見出し画像

名もなき病(やまい) №4

夕飯の支度をしていると、義父がすっと台所に入って来た。
「かあさん、アルミホイルどこかな?」
「ああ、ここですよ。はい。」
手渡すと嬉しそうに
「ちょっと使うからね。」
そう言って出て行った。

しばらくするとホイルを返しに戻って来た。
「ちょっと使いすぎちゃったかもしれないな。」
「大丈夫ですよ。買い置きありますから。」
良かった、と嬉しそうに笑った義父は80代だ。
耳が遠いため会話は大変だが、今の私の返事はすぐ聞き取れたようだった。

「アルミホイルでね、財布を包んできたんだよ。」
「財布をですか?」
「しっかり包まないとね。何重にも。だからいっぱい使っちゃったんだ。」
「どうして包むんですか?」
「ん?何回も財布隠してるのに、電波でどこにあるかバレちゃうらしいんだよ。」

隠す?
電波?
バレるって誰に?

一度にたくさんの疑問が浮かんで、どれから尋ねればいいか分からなくなった。

「いろいろなところに財布を隠してみたんだけど、すぐバレちゃうの。」
「誰にですか?」
「俺はいっつも監視されてるんだよ。」
会話は少しずつかみ合わなくなってきていたが、義父は真顔になって続けた。

「いつも見られているのさ。財布は大事だから、電波で察知されないようにアルミホイルで包むんだよ。そうしたら探せなくなるんだ。包んで座敷に隠したよ。」

[与えられた記録]:
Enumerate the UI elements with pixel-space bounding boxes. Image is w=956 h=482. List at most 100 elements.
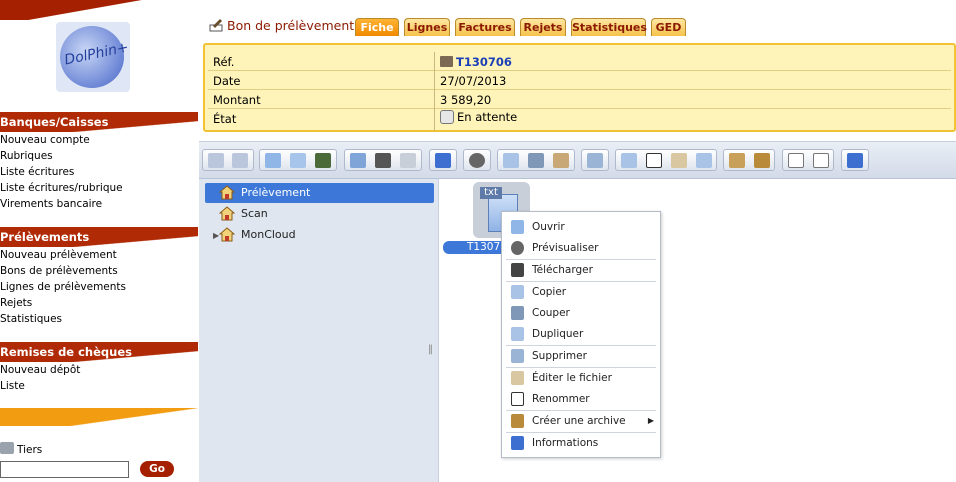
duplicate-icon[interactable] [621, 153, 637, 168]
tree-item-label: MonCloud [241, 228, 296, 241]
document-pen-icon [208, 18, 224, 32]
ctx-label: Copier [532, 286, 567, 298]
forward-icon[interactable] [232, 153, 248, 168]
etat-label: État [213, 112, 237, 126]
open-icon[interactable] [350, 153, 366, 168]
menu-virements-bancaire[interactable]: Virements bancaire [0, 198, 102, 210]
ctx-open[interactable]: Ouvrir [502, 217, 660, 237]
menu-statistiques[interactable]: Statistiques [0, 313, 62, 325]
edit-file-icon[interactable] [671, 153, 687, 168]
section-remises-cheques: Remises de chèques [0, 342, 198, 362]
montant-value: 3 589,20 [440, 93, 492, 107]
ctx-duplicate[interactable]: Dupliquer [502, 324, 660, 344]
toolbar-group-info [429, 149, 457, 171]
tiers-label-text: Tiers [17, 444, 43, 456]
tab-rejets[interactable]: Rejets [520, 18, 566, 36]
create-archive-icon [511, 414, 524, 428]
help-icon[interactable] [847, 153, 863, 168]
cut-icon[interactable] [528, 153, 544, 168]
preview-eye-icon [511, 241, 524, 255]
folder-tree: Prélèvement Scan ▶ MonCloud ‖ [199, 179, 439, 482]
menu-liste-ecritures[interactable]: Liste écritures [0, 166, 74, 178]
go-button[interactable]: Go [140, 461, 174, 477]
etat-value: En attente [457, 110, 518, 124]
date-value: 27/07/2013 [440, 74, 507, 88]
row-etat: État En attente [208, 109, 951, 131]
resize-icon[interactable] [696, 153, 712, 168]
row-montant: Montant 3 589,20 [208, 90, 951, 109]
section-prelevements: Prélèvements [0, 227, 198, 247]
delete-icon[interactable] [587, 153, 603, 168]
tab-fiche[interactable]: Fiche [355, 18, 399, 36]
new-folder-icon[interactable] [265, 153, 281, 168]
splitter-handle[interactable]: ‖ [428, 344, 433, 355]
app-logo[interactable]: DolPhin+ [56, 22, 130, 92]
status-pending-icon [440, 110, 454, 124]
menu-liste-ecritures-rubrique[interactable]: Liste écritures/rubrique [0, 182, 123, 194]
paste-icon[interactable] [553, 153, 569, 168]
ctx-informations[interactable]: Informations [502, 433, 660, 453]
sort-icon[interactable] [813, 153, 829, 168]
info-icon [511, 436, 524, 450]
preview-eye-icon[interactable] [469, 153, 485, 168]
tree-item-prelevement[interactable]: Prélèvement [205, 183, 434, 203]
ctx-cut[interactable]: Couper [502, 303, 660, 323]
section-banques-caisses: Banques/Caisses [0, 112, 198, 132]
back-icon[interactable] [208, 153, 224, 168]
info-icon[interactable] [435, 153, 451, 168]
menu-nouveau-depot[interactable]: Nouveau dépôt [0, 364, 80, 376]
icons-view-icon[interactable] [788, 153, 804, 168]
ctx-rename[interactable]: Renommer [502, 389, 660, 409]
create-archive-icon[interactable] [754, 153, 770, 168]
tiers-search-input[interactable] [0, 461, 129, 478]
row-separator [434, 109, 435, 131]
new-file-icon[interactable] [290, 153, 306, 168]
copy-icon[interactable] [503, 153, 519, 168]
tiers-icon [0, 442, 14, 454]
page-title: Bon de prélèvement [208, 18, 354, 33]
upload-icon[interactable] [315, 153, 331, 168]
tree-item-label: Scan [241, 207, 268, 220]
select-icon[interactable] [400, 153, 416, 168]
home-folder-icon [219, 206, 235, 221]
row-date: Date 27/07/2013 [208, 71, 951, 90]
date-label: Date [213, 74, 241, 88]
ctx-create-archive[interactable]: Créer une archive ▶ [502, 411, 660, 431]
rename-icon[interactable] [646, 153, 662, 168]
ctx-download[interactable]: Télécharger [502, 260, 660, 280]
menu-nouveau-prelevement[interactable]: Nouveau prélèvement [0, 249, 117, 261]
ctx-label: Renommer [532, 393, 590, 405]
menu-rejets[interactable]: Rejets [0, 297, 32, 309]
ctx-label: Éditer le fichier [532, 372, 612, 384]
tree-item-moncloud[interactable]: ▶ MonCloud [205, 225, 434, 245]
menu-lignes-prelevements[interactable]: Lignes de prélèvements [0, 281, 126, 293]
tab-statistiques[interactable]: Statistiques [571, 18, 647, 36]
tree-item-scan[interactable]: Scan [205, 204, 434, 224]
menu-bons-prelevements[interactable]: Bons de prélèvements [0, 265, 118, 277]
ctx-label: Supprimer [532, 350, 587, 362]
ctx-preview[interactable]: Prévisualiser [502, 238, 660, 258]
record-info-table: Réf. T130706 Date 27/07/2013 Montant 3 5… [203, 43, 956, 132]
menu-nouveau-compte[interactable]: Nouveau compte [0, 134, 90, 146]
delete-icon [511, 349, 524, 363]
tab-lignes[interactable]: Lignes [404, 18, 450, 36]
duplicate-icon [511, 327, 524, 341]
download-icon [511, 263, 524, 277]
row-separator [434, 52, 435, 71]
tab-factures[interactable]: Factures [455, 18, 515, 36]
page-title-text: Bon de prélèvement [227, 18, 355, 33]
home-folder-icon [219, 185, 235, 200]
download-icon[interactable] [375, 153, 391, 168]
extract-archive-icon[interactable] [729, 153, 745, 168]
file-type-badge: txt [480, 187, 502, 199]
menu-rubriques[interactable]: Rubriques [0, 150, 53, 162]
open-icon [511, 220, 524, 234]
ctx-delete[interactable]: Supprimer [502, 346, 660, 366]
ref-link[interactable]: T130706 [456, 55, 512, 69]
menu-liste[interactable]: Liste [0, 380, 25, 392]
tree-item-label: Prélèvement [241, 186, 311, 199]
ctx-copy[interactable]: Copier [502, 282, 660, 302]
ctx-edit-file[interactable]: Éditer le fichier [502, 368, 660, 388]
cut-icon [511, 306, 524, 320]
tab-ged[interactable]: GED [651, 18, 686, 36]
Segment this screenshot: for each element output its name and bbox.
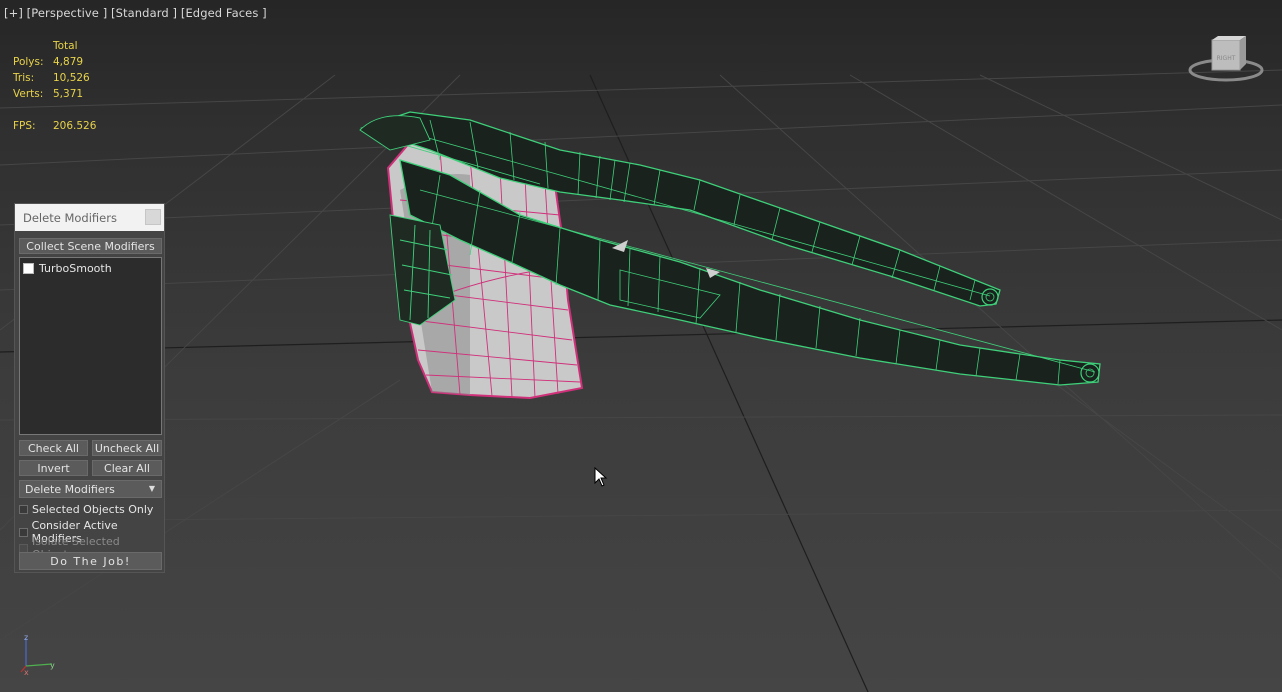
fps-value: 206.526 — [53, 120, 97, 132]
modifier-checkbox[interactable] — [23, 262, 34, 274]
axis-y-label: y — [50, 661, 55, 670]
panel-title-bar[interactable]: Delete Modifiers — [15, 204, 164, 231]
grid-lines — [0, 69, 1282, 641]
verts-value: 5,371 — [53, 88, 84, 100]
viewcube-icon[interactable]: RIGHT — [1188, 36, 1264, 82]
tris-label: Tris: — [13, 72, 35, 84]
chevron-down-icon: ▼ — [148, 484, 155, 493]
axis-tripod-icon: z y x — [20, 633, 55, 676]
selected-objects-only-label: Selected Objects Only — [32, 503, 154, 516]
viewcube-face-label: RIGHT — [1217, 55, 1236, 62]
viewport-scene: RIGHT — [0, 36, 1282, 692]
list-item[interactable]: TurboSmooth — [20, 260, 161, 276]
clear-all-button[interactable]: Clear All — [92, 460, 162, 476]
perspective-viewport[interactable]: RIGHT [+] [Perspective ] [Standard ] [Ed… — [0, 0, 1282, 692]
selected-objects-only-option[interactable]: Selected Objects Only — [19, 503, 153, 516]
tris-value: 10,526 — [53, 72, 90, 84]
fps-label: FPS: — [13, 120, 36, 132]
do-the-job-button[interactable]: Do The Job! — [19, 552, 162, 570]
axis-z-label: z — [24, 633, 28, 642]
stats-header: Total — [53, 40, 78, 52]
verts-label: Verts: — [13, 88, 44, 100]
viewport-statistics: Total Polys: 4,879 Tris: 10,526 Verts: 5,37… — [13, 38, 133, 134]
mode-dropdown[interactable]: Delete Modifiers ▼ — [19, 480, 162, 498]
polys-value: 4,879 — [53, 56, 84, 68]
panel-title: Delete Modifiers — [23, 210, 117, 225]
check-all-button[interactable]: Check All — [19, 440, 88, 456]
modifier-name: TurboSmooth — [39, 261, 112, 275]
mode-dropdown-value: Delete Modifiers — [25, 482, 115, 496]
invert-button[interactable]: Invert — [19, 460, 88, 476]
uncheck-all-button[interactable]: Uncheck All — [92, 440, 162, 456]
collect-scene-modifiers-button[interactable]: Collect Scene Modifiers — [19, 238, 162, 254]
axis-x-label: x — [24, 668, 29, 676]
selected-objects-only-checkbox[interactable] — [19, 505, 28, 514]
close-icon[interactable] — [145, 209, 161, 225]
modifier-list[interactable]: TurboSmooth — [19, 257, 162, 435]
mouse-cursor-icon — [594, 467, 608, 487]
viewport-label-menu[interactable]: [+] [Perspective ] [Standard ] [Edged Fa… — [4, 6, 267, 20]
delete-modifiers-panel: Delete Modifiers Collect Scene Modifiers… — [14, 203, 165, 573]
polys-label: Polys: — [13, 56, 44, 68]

[求められること]:
義父とアルミホイルの文章について、次の(a)〜(c)が本文の内容と合っているかをそれぞれ「はい」か「いいえ」で答え、判断の決め手となる本文の言葉を一字一句違えずに引用せよ。
(a) 義父はアルミホイルを返しに台所へ戻って来た。
(b) 「私」はアルミホイルの買い置きがないと答えた。
(c) 義父はアルミホイルで包んだ財布を座敷に隠した。

[本課題の解答]:
(a) はい 「しばらくするとホイルを返しに戻って来た。」
(b) いいえ 「大丈夫ですよ。買い置きありますから。」
(c) はい 「包んで座敷に隠したよ。」